--- STATED TASK ---
Check each line of the records for "name"; collect those that have it.

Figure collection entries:
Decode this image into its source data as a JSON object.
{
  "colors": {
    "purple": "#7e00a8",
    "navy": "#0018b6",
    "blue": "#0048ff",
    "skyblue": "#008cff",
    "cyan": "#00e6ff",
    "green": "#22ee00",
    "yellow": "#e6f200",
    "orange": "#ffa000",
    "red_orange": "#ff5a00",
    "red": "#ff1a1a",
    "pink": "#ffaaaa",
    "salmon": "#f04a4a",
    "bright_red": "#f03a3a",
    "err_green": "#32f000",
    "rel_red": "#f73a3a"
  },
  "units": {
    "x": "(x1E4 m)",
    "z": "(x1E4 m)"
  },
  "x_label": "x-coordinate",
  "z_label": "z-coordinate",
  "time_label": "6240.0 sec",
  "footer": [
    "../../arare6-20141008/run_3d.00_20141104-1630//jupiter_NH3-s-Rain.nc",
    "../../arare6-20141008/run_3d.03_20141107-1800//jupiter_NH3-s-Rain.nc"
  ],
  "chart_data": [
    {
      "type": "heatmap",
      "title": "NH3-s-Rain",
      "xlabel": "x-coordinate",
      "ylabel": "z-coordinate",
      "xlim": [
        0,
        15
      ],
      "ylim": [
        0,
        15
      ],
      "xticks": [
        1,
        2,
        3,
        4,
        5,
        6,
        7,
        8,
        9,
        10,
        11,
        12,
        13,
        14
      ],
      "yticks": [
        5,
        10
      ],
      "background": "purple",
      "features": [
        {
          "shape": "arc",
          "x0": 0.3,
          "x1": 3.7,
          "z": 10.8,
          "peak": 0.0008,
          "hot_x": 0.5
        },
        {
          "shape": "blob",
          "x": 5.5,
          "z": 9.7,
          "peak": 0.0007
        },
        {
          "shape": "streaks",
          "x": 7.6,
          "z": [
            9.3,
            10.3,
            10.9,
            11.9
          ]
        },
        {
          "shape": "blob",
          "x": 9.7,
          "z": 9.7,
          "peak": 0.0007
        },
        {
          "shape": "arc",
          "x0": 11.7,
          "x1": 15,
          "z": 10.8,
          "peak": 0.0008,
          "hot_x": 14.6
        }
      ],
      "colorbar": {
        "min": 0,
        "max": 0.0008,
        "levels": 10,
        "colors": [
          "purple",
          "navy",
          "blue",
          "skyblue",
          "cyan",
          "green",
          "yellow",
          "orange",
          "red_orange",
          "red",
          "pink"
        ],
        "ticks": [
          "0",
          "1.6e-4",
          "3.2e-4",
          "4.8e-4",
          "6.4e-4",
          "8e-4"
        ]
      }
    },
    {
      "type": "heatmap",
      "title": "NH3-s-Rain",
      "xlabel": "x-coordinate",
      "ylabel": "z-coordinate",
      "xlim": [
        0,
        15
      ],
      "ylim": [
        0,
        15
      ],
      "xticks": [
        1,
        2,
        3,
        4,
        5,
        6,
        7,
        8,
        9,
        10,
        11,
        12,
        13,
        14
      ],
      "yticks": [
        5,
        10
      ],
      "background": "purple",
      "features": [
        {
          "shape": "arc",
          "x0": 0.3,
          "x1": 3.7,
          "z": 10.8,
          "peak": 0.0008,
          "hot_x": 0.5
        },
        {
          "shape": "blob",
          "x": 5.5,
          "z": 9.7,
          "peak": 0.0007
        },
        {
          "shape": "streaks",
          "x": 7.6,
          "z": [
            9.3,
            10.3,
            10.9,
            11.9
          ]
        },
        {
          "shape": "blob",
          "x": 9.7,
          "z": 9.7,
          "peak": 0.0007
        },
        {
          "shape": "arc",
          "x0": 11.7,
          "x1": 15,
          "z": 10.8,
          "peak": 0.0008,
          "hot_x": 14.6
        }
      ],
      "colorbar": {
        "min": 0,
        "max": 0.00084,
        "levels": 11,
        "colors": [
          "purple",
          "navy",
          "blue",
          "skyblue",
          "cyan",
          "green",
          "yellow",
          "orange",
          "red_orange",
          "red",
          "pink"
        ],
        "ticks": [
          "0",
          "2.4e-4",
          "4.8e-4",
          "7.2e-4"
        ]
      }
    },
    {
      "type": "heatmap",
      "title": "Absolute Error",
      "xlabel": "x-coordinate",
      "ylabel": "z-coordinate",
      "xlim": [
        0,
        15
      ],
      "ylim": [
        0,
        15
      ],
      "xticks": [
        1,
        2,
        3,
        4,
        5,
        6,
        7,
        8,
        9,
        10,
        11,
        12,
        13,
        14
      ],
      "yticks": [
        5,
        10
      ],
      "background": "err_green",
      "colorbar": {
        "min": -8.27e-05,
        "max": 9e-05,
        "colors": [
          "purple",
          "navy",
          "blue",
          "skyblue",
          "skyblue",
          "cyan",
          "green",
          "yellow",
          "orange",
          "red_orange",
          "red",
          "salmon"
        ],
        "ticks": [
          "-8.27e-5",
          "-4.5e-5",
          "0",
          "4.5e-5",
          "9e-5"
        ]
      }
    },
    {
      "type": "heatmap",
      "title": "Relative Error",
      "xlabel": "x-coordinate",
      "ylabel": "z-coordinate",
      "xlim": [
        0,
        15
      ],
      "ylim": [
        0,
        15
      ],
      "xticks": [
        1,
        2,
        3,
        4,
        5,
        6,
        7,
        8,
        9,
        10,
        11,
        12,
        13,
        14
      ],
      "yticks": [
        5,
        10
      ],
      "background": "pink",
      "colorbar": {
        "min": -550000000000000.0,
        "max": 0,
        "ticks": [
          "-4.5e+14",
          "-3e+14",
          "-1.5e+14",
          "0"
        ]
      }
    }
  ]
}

==

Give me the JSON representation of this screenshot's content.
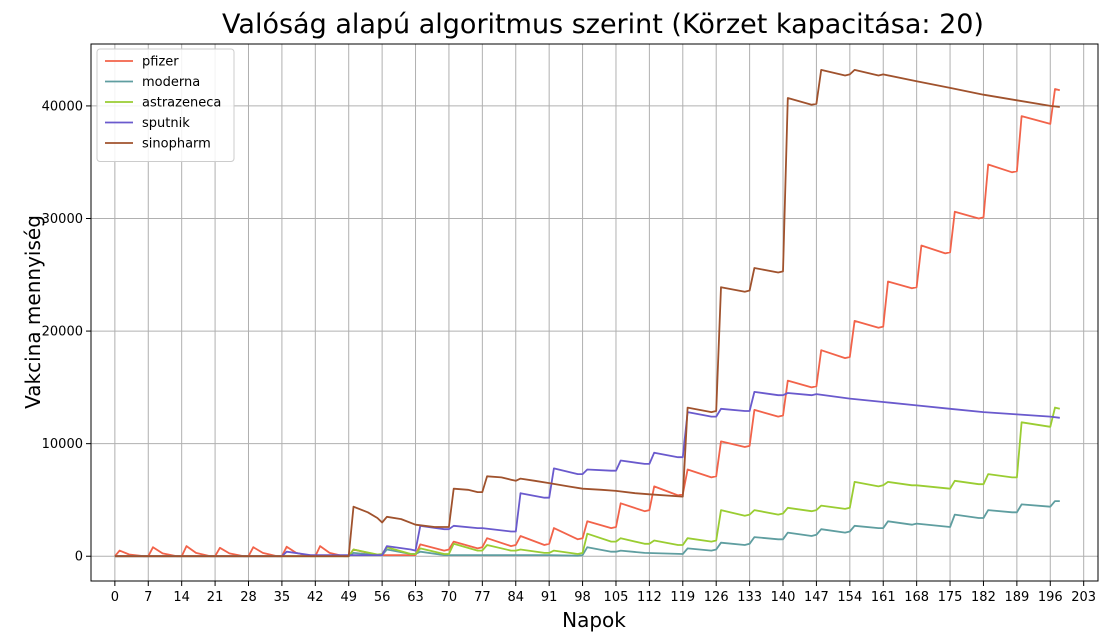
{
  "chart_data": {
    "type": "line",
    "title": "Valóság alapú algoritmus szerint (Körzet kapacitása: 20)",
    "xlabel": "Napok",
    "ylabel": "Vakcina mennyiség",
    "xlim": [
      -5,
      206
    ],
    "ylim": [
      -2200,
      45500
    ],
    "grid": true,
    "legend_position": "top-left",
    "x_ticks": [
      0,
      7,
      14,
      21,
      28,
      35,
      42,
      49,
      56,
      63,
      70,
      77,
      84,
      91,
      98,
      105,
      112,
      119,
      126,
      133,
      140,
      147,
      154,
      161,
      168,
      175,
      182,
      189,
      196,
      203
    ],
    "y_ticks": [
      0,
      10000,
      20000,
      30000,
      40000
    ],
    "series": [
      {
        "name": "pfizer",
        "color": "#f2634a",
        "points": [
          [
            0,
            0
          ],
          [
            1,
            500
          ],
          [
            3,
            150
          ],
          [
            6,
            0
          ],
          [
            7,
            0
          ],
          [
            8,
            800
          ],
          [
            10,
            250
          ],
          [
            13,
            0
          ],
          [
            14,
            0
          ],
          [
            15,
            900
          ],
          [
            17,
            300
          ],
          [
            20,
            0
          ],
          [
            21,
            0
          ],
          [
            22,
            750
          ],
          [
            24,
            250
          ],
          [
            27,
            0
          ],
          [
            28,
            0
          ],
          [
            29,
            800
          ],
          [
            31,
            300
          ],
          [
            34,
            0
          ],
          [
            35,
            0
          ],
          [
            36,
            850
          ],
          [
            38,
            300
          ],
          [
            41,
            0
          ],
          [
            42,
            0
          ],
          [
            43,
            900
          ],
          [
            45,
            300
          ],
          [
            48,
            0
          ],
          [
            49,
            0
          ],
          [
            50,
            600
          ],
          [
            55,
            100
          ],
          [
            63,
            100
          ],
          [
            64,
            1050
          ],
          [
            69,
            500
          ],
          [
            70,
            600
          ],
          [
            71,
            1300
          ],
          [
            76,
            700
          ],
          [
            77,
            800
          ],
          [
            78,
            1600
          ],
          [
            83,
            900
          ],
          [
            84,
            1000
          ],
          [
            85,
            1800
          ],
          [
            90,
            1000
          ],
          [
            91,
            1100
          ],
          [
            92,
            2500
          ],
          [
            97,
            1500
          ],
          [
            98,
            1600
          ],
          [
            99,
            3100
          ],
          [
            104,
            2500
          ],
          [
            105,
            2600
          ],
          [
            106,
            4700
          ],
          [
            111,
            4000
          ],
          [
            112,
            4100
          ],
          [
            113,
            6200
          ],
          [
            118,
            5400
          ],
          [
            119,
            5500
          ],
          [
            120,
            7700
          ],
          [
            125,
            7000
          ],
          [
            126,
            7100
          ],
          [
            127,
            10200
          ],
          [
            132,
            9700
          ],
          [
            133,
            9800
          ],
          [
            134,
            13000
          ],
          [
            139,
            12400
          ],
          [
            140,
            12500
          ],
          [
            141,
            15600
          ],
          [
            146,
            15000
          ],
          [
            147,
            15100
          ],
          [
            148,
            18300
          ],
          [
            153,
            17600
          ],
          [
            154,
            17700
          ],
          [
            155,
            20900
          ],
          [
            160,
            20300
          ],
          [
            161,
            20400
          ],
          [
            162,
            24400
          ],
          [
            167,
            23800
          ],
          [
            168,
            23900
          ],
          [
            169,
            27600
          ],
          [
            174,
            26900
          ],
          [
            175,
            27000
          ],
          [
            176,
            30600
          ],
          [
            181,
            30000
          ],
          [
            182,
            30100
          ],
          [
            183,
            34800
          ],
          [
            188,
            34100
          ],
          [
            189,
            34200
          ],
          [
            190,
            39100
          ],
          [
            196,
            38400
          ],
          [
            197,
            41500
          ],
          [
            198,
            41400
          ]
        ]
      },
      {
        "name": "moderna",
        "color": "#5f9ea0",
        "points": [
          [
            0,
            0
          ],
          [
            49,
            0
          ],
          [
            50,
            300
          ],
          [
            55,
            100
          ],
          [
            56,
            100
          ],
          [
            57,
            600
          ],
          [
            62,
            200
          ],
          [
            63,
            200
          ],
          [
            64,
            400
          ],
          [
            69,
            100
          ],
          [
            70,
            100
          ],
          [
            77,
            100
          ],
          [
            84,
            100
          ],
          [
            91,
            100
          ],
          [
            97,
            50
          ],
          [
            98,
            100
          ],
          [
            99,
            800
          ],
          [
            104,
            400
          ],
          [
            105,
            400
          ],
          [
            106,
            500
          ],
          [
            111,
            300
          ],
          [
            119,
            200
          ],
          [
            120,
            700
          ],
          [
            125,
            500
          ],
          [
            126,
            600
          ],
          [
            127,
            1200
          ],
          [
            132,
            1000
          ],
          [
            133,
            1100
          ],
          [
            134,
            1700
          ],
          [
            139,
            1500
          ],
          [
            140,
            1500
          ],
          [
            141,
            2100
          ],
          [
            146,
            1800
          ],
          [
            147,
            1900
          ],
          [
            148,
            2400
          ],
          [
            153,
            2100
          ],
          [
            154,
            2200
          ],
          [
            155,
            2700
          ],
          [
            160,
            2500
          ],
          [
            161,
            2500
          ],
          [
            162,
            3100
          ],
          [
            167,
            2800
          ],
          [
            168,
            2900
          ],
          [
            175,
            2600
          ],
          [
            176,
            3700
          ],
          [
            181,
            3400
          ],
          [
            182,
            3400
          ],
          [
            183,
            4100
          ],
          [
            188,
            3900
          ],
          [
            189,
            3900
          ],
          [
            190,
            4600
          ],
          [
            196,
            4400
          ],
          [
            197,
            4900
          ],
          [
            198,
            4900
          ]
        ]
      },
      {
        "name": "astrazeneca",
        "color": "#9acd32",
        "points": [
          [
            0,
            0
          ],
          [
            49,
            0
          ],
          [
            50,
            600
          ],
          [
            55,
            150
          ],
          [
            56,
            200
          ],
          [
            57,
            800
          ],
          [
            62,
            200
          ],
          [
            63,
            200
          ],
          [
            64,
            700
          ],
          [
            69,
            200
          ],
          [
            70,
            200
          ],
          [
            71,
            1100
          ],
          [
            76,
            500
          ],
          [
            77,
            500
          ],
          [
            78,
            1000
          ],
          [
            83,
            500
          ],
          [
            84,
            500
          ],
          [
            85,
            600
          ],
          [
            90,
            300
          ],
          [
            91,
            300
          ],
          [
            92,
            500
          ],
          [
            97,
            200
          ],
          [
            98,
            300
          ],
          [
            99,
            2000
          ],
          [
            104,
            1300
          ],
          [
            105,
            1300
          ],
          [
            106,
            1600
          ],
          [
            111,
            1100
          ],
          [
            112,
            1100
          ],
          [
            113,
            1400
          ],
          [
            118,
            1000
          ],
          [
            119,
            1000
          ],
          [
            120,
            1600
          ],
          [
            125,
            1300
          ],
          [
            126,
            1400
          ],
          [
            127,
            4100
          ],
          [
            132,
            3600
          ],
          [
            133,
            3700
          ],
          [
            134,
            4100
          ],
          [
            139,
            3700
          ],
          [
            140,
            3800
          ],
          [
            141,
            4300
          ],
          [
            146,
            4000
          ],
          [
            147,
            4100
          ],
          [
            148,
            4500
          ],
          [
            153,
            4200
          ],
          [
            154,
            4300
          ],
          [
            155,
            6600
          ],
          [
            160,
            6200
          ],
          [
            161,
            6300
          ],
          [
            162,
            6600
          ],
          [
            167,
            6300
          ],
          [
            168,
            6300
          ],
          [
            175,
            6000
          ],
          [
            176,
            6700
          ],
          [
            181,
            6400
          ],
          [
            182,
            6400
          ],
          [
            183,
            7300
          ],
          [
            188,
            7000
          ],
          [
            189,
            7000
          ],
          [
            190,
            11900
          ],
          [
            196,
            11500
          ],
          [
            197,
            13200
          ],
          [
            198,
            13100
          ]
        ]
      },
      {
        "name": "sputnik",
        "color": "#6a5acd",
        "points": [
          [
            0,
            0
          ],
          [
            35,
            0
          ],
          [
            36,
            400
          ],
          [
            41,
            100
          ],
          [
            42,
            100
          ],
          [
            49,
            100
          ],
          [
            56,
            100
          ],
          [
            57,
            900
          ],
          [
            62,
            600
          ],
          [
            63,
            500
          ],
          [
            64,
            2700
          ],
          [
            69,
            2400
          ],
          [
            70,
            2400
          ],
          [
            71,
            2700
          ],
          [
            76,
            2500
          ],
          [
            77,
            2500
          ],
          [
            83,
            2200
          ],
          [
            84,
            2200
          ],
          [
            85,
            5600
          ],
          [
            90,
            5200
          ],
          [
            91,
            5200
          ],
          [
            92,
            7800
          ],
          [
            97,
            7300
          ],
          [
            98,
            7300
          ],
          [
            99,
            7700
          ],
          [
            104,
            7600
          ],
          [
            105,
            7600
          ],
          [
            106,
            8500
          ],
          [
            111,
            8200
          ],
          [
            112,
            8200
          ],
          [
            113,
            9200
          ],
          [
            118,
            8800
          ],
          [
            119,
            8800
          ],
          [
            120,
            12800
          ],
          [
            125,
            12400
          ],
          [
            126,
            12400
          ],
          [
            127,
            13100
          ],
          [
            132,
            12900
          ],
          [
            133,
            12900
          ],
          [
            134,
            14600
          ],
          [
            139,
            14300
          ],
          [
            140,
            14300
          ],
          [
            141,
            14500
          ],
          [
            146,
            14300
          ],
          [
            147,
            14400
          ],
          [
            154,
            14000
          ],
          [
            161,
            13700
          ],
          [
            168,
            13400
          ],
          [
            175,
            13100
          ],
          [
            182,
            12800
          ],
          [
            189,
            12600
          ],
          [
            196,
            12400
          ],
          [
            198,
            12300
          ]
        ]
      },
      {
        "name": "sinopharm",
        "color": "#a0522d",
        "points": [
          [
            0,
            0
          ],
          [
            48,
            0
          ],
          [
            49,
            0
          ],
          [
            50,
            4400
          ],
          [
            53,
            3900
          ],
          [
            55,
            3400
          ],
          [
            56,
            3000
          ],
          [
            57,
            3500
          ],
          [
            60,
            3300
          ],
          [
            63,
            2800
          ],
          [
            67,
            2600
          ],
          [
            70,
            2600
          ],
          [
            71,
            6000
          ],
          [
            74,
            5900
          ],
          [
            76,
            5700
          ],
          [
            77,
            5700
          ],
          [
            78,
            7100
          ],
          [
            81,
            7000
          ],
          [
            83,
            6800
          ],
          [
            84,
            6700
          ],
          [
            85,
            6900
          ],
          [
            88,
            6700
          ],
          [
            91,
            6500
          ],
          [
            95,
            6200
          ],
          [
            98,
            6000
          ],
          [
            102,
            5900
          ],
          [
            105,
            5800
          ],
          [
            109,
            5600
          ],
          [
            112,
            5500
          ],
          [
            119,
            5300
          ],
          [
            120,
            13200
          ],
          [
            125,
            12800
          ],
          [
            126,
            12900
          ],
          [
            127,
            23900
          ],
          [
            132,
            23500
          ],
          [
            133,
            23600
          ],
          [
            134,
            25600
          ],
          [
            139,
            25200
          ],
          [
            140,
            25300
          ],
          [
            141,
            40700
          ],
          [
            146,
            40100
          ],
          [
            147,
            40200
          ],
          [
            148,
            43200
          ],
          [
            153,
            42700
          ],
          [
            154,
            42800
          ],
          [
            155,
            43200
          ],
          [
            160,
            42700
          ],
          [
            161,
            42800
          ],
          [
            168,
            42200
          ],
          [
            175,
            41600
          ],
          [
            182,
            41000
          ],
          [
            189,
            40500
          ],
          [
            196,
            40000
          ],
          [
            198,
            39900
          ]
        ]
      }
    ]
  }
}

--- OUTPUT FOR THIS EXERCISE ---
        "name": "pfizer",
        "name": "moderna",
        "name": "astrazeneca",
        "name": "sputnik",
        "name": "sinopharm",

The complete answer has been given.